## START

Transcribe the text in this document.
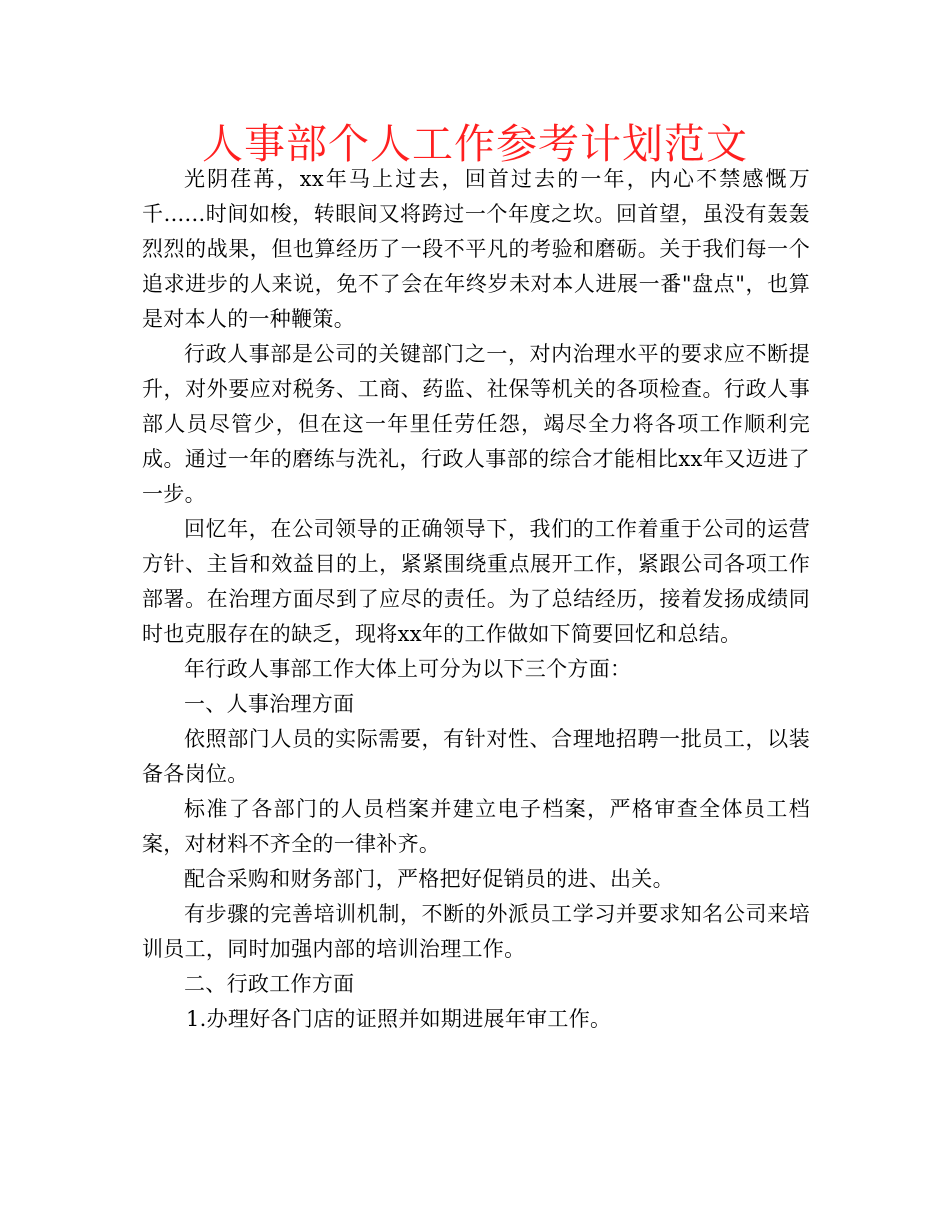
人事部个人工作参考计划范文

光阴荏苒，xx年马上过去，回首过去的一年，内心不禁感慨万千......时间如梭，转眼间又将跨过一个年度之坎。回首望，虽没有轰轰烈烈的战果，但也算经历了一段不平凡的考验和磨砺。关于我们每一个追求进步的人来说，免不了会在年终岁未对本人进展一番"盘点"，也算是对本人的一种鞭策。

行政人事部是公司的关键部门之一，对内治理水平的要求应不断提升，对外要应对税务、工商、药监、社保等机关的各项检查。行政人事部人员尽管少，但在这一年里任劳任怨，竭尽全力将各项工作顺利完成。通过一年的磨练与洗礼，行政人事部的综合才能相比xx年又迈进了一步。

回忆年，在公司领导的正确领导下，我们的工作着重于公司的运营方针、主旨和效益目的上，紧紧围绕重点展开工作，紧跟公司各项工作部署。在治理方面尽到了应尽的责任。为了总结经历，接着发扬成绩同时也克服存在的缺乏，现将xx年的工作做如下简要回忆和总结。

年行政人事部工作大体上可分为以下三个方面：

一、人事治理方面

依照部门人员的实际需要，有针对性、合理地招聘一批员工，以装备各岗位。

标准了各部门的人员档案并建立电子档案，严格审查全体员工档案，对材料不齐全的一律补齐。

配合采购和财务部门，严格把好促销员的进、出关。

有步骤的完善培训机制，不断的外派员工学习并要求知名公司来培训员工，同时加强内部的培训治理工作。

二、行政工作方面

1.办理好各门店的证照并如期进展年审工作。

## END

◆ Aim ◆
The pictures in the entries should be left out; output everything else exactly.

◆ Solution to the exercise ◆
Transcribe the text in this document.
人事部个人工作参考计划范文

光阴荏苒，xx年马上过去，回首过去的一年，内心不禁感慨万千......时间如梭，转眼间又将跨过一个年度之坎。回首望，虽没有轰轰烈烈的战果，但也算经历了一段不平凡的考验和磨砺。关于我们每一个追求进步的人来说，免不了会在年终岁未对本人进展一番"盘点"，也算是对本人的一种鞭策。

行政人事部是公司的关键部门之一，对内治理水平的要求应不断提升，对外要应对税务、工商、药监、社保等机关的各项检查。行政人事部人员尽管少，但在这一年里任劳任怨，竭尽全力将各项工作顺利完成。通过一年的磨练与洗礼，行政人事部的综合才能相比xx年又迈进了一步。

回忆年，在公司领导的正确领导下，我们的工作着重于公司的运营方针、主旨和效益目的上，紧紧围绕重点展开工作，紧跟公司各项工作部署。在治理方面尽到了应尽的责任。为了总结经历，接着发扬成绩同时也克服存在的缺乏，现将xx年的工作做如下简要回忆和总结。

年行政人事部工作大体上可分为以下三个方面：

一、人事治理方面

依照部门人员的实际需要，有针对性、合理地招聘一批员工，以装备各岗位。

标准了各部门的人员档案并建立电子档案，严格审查全体员工档案，对材料不齐全的一律补齐。

配合采购和财务部门，严格把好促销员的进、出关。

有步骤的完善培训机制，不断的外派员工学习并要求知名公司来培训员工，同时加强内部的培训治理工作。

二、行政工作方面

1.办理好各门店的证照并如期进展年审工作。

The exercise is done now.